## Requirement 1
Answer these from the news report on the prisoner segregation ruling:
(a) At which prison was Abu confined to his cell, and for how many hours a day?
(b) Who allegedly attacked prison officers, and at which prison?
(c) Which article of the European convention on human rights were the ministers found to have breached?
## Requirement 2
Proceed with the news report on the prisoner segregation ruling, picking up right after its last sentence.

Shabana Mahmood and David Lammy have been found to have breached a prohibition on inhuman or degrading treatment with respect to a prisoner who spent months segregated from other inmates, in what is believed to be a legal first.
Sahayb Abu was confined to his cell at HMP Woodhill in Milton Keynes, for 22 hours a day and prevented from associating with other prisoners for more than four months after Hashem Abedi, the brother of the Manchester Arena bomber, allegedly attacked prison officers at HMP Frankland.
Abu, a convicted terrorist serving a life sentence, was already being held in a separation centre for prisoners believed to be at risk or radicalising others, which has also been described as small group isolation, but was moved to even more restrictive conditions following the attack by Abedi in April.
In what is believed to the the first instance of ministers being found in breach of article 3 of the European convention on human rights, Mr Justice Sheldon found that Lammy, the justice secretary, and Mahmood, his predecessor, should have considered Abu's existing mental health issues before he was moved.
In his written judgment, the judge said: "In the context of a prisoner who has a history of trauma and where there was a failure to obtain an assessment of his needs even though he was known to have mental health issues, and a failure to provide him with any therapeutic treatment to address his trauma, a contravention of article 3 is made out, notwithstanding the importance of the aim behind the segregation regime.

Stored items
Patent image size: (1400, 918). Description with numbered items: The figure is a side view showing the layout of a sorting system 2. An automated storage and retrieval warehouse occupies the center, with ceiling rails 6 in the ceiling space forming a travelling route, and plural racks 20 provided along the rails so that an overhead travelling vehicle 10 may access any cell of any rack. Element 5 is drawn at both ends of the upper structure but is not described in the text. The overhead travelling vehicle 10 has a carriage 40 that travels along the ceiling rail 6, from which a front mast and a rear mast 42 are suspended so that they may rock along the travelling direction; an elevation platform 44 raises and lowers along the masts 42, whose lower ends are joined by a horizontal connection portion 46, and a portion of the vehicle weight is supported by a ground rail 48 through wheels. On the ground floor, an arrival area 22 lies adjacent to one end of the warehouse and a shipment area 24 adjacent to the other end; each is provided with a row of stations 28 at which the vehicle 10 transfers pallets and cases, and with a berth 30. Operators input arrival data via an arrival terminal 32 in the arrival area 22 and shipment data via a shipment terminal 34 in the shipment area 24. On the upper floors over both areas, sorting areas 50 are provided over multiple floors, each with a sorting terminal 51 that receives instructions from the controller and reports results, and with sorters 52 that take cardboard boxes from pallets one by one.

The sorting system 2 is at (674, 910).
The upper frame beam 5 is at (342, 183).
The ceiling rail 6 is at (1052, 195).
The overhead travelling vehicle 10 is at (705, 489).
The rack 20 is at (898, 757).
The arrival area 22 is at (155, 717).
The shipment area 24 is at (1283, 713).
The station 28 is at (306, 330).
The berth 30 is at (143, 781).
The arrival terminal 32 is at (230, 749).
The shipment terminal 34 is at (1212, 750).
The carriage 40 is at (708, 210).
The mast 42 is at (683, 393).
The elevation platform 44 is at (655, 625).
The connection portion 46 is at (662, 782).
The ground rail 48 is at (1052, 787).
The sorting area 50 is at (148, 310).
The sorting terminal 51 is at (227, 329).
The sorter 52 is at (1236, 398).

## Task response 1
(a) HMP Woodhill in Milton Keynes, for 22 hours a day.
(b) Hashem Abedi, at HMP Frankland.
(c) Article 3.

## Task response 2
"The suffering that the claimant has experienced goes way beyond the inevitable element of suffering that is connected with segregation: an otherwise legitimate form of treatment. An individual who is segregated from others and deprived of the usual activities available to prisoners (education, work, communal prayer) will inevitably suffer isolation and an element of distress and anxiety. What the claimant experienced was much more severe than that: he is suffering from post-traumatic stress disorder, brought on (at least in part) by the segregation."
He said that his judgment did not mean that the same segregation regime would contravene article 3 in the case of a prisoner with an ordinary level of resilience, but the "claimant was not such a prisoner, given his history of trauma and associated mental health needs".
The judge said he would consider whether damages were necessary at a later date.
In a witness statement, Abu said he suffered "paranoia and flashbacks" in the separation system, and in segregation "[my] mental health has deteriorated to the point that I am experiencing constant thoughts of suicide and self-harm".
Separation centres, which currently house 12 prisoners, according to the judgment, have come under increased scrutiny this year.
In another judgment, handed down in January, the high court found that the decision to place Denny De Silva, who was serving a life sentence for a gangland murder, in a separation centre was unlawful as it had relied on allegations of radicalisation activities in prison by De Silva, without establishing whether or not they were true. In comments that were also referred to in the Abu case, Mrs Justice Hill said: "Research indicates that small group isolation regimes can produce serious and adverse psychological effects similar to solitary confinement."
Earlier this month, an independent commission set up by the Bingham Centre for the Rule of Law said there was "limited research evidence and evaluation of the effectiveness of separation centres".